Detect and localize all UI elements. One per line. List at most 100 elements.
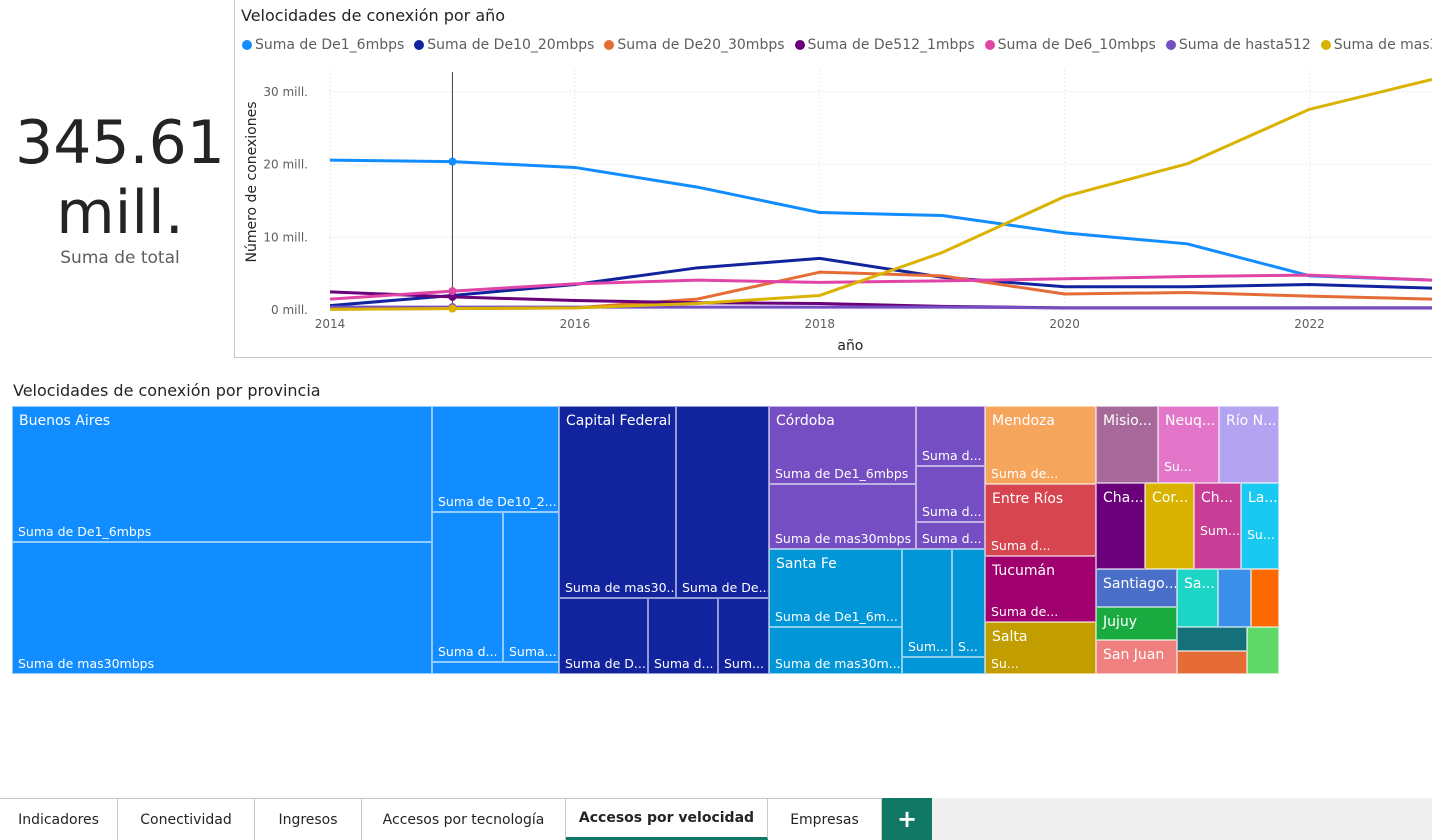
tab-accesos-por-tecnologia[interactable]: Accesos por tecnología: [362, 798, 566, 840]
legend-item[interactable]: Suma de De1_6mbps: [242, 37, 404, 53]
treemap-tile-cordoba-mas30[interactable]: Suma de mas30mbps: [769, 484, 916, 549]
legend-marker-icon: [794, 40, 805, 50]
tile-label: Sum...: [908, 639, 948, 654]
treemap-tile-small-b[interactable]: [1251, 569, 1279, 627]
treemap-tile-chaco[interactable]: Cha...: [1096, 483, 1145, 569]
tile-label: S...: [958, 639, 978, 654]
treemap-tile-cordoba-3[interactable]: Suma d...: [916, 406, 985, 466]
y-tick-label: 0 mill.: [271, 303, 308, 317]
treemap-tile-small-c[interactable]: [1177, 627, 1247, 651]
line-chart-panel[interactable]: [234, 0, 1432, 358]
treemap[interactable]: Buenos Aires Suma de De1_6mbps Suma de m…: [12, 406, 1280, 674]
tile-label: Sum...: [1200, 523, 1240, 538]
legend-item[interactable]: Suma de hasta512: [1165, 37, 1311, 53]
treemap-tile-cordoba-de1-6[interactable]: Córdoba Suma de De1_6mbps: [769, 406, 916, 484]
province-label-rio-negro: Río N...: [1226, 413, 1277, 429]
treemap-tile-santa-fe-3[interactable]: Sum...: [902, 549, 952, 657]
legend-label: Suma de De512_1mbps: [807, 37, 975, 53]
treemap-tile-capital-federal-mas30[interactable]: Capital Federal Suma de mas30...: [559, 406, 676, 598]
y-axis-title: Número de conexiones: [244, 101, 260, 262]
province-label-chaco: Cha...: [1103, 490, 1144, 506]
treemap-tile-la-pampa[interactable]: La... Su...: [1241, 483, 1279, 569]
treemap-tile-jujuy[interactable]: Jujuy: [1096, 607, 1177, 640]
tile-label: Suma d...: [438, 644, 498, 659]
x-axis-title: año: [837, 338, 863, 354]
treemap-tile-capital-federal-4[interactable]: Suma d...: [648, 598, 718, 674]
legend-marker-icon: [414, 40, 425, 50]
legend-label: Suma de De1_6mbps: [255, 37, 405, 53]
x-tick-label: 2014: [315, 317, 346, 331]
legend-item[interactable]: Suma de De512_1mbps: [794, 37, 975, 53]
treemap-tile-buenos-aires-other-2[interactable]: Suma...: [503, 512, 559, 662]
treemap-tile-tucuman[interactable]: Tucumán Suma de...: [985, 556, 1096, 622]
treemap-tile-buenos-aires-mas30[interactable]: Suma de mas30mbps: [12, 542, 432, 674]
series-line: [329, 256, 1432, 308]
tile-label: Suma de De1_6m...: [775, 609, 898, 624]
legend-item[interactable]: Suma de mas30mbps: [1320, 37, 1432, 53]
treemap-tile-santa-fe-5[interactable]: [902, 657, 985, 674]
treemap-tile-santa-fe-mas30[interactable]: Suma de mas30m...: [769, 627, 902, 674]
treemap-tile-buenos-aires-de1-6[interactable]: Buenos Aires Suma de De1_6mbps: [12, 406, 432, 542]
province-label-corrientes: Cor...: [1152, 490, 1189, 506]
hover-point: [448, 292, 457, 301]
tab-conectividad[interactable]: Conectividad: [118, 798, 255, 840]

#### TASK REQUIREMENTS:
Turn the part of the data that opens with the line containing "tab-accesos-por-tecnologia[interactable]: Accesos por" and closes with the line containing "legend-label: Suma de De512_1mbps: [807, 37, 975, 53]" into a JSON list of strings, one string per line, leaving out blank lines.

#### SOLUTION FOR THIS TASK:
[
  "tab-accesos-por-tecnologia[interactable]: Accesos por tecnología: [362, 798, 566, 840]",
  "legend-item[interactable]: Suma de De1_6mbps: [242, 37, 404, 53]",
  "treemap-tile-cordoba-mas30[interactable]: Suma de mas30mbps: [769, 484, 916, 549]",
  "legend-marker-icon: [794, 40, 805, 50]",
  "tile-label: Sum...: [908, 639, 948, 654]",
  "treemap-tile-small-b[interactable]: [1251, 569, 1279, 627]",
  "treemap-tile-chaco[interactable]: Cha...: [1096, 483, 1145, 569]",
  "tile-label: S...: [958, 639, 978, 654]",
  "treemap-tile-cordoba-3[interactable]: Suma d...: [916, 406, 985, 466]",
  "y-tick-label: 0 mill.: [271, 303, 308, 317]",
  "treemap-tile-small-c[interactable]: [1177, 627, 1247, 651]",
  "line-chart-panel[interactable]: [234, 0, 1432, 358]",
  "treemap[interactable]: Buenos Aires Suma de De1_6mbps Suma de m…: [12, 406, 1280, 674]",
  "tile-label: Sum...: [1200, 523, 1240, 538]",
  "legend-item[interactable]: Suma de hasta512: [1165, 37, 1311, 53]",
  "treemap-tile-cordoba-de1-6[interactable]: Córdoba Suma de De1_6mbps: [769, 406, 916, 484]",
  "province-label-rio-negro: Río N...: [1226, 413, 1277, 429]",
  "treemap-tile-santa-fe-3[interactable]: Sum...: [902, 549, 952, 657]",
  "legend-label: Suma de De512_1mbps: [807, 37, 975, 53]"
]